## Instructions to follow:
The records below should be written out again, exactly.

Dataset entries
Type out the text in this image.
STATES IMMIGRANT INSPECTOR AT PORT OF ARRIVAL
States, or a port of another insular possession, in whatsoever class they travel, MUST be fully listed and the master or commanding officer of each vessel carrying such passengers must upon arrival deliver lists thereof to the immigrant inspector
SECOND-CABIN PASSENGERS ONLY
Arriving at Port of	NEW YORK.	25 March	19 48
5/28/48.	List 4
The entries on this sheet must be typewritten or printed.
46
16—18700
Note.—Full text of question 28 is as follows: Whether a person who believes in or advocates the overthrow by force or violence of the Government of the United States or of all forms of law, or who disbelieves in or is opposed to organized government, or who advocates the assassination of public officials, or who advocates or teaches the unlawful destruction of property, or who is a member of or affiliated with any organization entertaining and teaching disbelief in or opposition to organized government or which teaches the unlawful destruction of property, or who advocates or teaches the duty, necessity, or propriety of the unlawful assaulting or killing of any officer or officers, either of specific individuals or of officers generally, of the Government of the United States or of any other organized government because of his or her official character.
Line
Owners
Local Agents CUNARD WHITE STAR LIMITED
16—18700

## Reply to the task:
Type out the text in this image.
STATES IMMIGRANT INSPECTOR AT PORT OF ARRIVAL
States, or a port of another insular possession, in whatsoever class they travel, MUST be fully listed and the master or commanding officer of each vessel carrying such passengers must upon arrival deliver lists thereof to the immigrant inspector
SECOND-CABIN PASSENGERS ONLY
Arriving at Port of	NEW YORK.	25 March	19 48
5/28/48.	List 4
The entries on this sheet must be typewritten or printed.
46
16—18700
Note.—Full text of question 28 is as follows: Whether a person who believes in or advocates the overthrow by force or violence of the Government of the United States or of all forms of law, or who disbelieves in or is opposed to organized government, or who advocates the assassination of public officials, or who advocates or teaches the unlawful destruction of property, or who is a member of or affiliated with any organization entertaining and teaching disbelief in or opposition to organized government or which teaches the unlawful destruction of property, or who advocates or teaches the duty, necessity, or propriety of the unlawful assaulting or killing of any officer or officers, either of specific individuals or of officers generally, of the Government of the United States or of any other organized government because of his or her official character.
Line
Owners
Local Agents CUNARD WHITE STAR LIMITED
16—18700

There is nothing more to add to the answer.